-- Task description --
From the listing below, copy every line with the word "Float".

-- Material for this task --

----------

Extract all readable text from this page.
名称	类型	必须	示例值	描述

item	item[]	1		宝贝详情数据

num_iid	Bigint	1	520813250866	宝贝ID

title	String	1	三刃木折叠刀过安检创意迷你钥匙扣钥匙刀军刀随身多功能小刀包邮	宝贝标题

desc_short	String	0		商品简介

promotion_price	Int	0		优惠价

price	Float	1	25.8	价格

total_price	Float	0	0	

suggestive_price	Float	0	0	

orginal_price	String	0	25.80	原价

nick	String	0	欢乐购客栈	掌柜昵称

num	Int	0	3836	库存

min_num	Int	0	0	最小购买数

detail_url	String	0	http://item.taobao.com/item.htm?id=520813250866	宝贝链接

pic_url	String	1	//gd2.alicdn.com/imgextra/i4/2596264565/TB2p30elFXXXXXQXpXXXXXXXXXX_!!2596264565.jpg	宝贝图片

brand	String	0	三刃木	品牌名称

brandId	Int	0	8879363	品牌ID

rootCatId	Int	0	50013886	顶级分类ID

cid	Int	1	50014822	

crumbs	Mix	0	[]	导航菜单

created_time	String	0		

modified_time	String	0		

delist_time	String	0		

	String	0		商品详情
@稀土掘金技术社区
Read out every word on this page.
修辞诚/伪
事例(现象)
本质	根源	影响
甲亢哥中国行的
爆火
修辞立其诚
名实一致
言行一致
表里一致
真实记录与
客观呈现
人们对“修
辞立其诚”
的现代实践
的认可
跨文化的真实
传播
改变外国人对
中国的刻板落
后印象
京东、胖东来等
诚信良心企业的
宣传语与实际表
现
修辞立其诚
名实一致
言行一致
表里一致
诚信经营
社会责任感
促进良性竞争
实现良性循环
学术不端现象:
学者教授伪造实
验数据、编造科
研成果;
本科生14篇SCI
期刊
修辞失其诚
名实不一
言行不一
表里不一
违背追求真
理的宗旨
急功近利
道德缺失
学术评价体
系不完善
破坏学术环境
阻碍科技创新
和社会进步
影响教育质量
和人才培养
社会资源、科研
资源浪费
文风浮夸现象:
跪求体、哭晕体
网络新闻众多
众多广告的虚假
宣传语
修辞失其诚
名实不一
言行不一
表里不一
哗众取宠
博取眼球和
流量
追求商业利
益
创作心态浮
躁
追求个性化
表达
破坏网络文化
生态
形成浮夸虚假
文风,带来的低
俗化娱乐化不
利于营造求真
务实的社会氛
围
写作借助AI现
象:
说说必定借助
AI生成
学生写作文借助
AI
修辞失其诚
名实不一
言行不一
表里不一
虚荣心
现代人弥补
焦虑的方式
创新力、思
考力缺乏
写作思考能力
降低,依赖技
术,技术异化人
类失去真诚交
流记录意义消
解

----------

-- Solution to this task --
price	Float	1	25.8	价格
total_price	Float	0	0	
suggestive_price	Float	0	0	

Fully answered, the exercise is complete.